#### Worum es geht:
Stelle sämtliche Zeilen der folgenden Auflistung als nummerierte Liste dar und lass Leerzeilen dabei weg. Die Bilder gehören nicht in die Antwort.

#### Material zur Aufgabe:
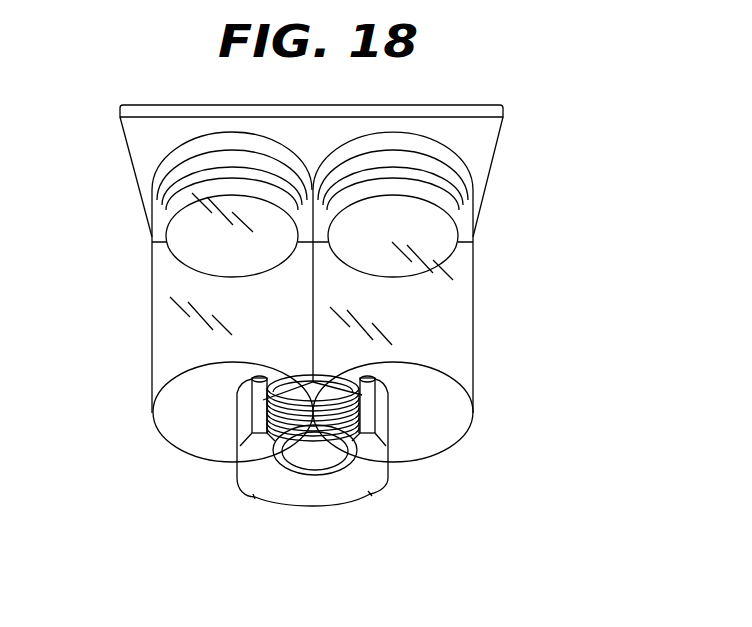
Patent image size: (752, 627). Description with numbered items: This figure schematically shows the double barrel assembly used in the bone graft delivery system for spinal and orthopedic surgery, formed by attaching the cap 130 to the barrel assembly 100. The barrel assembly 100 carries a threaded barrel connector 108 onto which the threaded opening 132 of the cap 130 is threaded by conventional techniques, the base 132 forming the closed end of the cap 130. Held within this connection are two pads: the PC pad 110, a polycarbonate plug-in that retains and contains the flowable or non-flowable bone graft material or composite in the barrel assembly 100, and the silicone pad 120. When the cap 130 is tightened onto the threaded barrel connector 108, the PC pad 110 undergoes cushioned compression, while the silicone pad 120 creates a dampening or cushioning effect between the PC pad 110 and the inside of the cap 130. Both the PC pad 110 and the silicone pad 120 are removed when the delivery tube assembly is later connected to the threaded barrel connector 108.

The barrel assembly 100 is at (505, 233).
The threaded barrel connector 108 is at (407, 427).
The PC pad 110 is at (218, 412).
The silicone pad 120 is at (227, 430).
The cap 130 is at (470, 487).
The base 132 is at (400, 498).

#### Antwort:
1. Patent image size: (752, 627). Description with numbered items: This figure schematically shows the double barrel assembly used in the bone graft delivery system for spinal and orthopedic surgery, formed by attaching the cap 130 to the barrel assembly 100. The barrel assembly 100 carries a threaded barrel connector 108 onto which the threaded opening 132 of the cap 130 is threaded by conventional techniques, the base 132 forming the closed end of the cap 130. Held within this connection are two pads: the PC pad 110, a polycarbonate plug-in that retains and contains the flowable or non-flowable bone graft material or composite in the barrel assembly 100, and the silicone pad 120. When the cap 130 is tightened onto the threaded barrel connector 108, the PC pad 110 undergoes cushioned compression, while the silicone pad 120 creates a dampening or cushioning effect between the PC pad 110 and the inside of the cap 130. Both the PC pad 110 and the silicone pad 120 are removed when the delivery tube assembly is later connected to the threaded barrel connector 108.
2. The barrel assembly 100 is at (505, 233).
3. The threaded barrel connector 108 is at (407, 427).
4. The PC pad 110 is at (218, 412).
5. The silicone pad 120 is at (227, 430).
6. The cap 130 is at (470, 487).
7. The base 132 is at (400, 498).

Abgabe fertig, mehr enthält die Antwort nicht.